**Aim 1**
In the message about locking the LOs on a USRP1, restate the part from "Thanks for your" up to and including "and Q separately).", swapping "packet" for "frame".

**Source passage**
Basically, if possible use the same LO, or lock the two LO's together.

Going back to the original question: is locking the LOs for an RX card and a
TX card on a USRP1 feasible?

Thanks for your comments Vijay, you helped to add focus to my question.

--Colby

On Tue, Apr 19, 2011 at 4:31 PM, Vijay Pillai <[email protected]>wrote:

> Hi Colby,
>
> Even if the two boards have slightly different frequencies, this should not
> impact decoding of the receive signal as the received signal jumps between
> the I and Q channels (depending of course on the packet lengths and assuming
> that you have a packet decoder on I and Q separately).

**Records supplied**
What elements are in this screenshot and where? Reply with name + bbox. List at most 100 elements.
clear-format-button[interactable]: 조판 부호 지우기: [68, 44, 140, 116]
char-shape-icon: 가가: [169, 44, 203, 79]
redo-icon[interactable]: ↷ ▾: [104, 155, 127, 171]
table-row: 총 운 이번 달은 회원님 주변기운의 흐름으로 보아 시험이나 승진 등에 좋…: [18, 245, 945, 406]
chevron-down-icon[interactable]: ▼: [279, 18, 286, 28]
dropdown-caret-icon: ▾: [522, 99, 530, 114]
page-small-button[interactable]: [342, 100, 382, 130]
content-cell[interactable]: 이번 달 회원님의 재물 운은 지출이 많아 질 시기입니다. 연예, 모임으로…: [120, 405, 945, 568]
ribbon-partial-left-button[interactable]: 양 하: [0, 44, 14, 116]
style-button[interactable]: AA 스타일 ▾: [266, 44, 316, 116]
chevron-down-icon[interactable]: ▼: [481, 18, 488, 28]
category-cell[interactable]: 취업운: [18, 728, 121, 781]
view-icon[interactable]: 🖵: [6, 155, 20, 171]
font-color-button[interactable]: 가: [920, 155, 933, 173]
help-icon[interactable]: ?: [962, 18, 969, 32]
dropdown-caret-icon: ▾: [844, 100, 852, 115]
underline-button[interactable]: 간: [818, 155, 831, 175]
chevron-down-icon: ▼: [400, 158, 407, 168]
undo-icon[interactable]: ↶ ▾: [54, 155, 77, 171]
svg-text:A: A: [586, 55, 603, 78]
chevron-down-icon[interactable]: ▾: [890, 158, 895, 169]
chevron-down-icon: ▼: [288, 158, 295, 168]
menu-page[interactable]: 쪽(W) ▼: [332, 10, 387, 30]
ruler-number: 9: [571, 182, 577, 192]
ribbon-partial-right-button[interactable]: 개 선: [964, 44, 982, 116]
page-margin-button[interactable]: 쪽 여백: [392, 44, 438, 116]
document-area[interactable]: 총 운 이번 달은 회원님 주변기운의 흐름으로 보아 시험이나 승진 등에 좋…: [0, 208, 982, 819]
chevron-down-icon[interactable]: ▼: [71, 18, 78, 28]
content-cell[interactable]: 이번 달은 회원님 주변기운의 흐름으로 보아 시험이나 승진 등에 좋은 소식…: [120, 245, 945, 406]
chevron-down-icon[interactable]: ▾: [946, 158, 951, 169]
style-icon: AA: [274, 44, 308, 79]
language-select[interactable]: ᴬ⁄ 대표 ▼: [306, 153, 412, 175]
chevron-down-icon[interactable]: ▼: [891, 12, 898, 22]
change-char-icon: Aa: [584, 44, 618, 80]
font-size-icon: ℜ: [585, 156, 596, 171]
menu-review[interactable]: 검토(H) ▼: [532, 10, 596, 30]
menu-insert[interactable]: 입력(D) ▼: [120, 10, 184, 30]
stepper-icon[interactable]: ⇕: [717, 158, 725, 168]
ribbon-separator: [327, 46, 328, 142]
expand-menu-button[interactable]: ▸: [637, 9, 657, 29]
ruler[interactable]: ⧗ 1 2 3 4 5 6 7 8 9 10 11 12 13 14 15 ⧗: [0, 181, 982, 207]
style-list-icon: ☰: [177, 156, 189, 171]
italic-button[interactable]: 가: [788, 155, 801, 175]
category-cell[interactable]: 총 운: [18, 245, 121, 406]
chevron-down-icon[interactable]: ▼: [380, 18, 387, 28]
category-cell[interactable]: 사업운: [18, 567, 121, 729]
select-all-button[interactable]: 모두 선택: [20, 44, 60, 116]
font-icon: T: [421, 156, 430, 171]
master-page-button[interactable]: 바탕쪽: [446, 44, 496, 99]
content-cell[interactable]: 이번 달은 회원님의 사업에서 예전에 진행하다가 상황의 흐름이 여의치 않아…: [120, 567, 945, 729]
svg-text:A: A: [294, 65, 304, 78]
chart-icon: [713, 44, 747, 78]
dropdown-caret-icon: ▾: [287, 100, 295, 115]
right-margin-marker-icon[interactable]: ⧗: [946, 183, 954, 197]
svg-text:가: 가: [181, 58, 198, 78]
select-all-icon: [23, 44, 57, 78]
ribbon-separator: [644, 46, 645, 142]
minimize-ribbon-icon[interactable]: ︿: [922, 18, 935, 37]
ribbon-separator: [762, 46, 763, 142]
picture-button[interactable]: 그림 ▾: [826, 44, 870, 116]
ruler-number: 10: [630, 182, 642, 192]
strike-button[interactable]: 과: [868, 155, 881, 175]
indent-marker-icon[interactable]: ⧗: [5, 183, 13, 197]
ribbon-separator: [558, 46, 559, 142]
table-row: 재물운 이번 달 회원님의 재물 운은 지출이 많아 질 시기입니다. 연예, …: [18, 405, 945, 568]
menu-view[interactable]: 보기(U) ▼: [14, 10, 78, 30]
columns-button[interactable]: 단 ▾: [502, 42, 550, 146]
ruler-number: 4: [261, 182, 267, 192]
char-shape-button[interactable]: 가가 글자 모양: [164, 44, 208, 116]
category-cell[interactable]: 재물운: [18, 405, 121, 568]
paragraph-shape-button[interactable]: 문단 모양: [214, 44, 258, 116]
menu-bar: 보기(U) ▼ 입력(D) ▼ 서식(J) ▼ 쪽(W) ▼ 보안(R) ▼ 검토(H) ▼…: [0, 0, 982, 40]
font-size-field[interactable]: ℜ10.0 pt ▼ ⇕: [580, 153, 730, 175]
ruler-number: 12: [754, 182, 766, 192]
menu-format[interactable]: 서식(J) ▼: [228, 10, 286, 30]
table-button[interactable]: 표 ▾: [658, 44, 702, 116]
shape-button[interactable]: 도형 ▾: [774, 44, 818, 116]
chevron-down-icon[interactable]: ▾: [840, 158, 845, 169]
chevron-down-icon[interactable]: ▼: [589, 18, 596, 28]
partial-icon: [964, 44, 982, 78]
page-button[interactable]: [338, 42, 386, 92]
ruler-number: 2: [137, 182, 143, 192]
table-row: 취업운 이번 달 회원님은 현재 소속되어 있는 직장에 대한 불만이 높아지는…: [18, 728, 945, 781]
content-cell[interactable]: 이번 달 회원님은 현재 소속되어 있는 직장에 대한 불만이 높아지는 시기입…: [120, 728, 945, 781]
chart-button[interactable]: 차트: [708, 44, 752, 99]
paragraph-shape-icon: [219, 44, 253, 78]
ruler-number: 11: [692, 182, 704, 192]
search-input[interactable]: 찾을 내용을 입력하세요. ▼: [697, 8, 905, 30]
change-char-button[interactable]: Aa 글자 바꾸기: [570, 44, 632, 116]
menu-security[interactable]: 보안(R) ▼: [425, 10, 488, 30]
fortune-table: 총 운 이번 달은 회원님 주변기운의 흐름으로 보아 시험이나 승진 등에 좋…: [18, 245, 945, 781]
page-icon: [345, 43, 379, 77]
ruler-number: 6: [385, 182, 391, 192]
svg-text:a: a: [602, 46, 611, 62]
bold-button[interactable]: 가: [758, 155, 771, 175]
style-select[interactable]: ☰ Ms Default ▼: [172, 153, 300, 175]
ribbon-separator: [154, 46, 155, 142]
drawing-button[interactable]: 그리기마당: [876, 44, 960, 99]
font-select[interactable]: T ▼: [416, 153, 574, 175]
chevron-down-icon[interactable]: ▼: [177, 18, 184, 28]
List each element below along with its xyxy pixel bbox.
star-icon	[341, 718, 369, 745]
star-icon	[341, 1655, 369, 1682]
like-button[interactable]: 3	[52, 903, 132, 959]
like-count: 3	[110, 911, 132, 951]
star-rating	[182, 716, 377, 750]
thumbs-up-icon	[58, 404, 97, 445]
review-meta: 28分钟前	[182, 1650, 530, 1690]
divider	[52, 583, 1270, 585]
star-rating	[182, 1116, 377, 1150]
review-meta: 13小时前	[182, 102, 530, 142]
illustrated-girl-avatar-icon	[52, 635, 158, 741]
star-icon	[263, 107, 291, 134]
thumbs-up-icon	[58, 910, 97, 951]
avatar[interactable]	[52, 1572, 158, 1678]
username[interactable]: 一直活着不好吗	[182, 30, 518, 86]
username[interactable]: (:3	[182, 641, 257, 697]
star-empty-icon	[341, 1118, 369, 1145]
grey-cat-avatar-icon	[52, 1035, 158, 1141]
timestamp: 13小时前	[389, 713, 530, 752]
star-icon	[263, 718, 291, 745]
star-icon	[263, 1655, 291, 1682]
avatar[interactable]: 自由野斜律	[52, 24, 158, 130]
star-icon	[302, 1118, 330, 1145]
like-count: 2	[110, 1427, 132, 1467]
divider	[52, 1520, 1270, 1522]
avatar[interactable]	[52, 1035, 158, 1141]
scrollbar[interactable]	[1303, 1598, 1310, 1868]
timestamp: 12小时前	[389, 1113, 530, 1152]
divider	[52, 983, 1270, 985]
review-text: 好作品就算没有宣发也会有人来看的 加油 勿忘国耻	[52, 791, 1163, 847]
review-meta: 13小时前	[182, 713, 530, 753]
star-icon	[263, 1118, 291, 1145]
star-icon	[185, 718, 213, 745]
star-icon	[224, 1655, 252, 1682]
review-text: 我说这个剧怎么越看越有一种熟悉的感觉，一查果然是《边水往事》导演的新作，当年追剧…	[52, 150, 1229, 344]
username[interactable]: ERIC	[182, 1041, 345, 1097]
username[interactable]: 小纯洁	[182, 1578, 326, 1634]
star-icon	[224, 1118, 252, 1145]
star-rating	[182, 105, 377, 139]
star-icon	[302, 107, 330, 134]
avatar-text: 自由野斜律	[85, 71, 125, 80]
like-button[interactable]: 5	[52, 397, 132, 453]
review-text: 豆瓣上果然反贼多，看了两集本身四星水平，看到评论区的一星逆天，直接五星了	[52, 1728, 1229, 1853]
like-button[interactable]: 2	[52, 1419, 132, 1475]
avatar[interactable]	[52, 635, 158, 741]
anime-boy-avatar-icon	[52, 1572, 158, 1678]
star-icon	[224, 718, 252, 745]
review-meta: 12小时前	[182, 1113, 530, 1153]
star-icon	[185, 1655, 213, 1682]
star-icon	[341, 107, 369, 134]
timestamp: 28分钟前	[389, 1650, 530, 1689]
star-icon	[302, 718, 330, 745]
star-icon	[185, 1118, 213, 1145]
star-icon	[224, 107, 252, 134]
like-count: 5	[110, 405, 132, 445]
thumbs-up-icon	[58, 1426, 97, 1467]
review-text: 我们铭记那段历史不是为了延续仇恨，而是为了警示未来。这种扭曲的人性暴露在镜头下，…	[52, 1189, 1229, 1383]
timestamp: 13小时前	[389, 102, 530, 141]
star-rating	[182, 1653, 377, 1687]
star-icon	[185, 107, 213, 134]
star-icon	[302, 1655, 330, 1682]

**Aim 2**
Write out the listing from its first line up to and including the line containing "category-cell[interactable]: 취업운: [18, 728, 121, 781]", with every line unchanged.

**Result 1**
Thanks for your comments Vijay, you helped to add focus to my question.

--Colby

On Tue, Apr 19, 2011 at 4:31 PM, Vijay Pillai <[email protected]>wrote:

> Hi Colby,
>
> Even if the two boards have slightly different frequencies, this should not
> impact decoding of the receive signal as the received signal jumps between
> the I and Q channels (depending of course on the frame lengths and assuming
> that you have a frame decoder on I and Q separately).

**Result 2**
What elements are in this screenshot and where? Reply with name + bbox. List at most 100 elements.
clear-format-button[interactable]: 조판 부호 지우기: [68, 44, 140, 116]
char-shape-icon: 가가: [169, 44, 203, 79]
redo-icon[interactable]: ↷ ▾: [104, 155, 127, 171]
table-row: 총 운 이번 달은 회원님 주변기운의 흐름으로 보아 시험이나 승진 등에 좋…: [18, 245, 945, 406]
chevron-down-icon[interactable]: ▼: [279, 18, 286, 28]
dropdown-caret-icon: ▾: [522, 99, 530, 114]
page-small-button[interactable]: [342, 100, 382, 130]
content-cell[interactable]: 이번 달 회원님의 재물 운은 지출이 많아 질 시기입니다. 연예, 모임으로…: [120, 405, 945, 568]
ribbon-partial-left-button[interactable]: 양 하: [0, 44, 14, 116]
style-button[interactable]: AA 스타일 ▾: [266, 44, 316, 116]
chevron-down-icon[interactable]: ▼: [481, 18, 488, 28]
category-cell[interactable]: 취업운: [18, 728, 121, 781]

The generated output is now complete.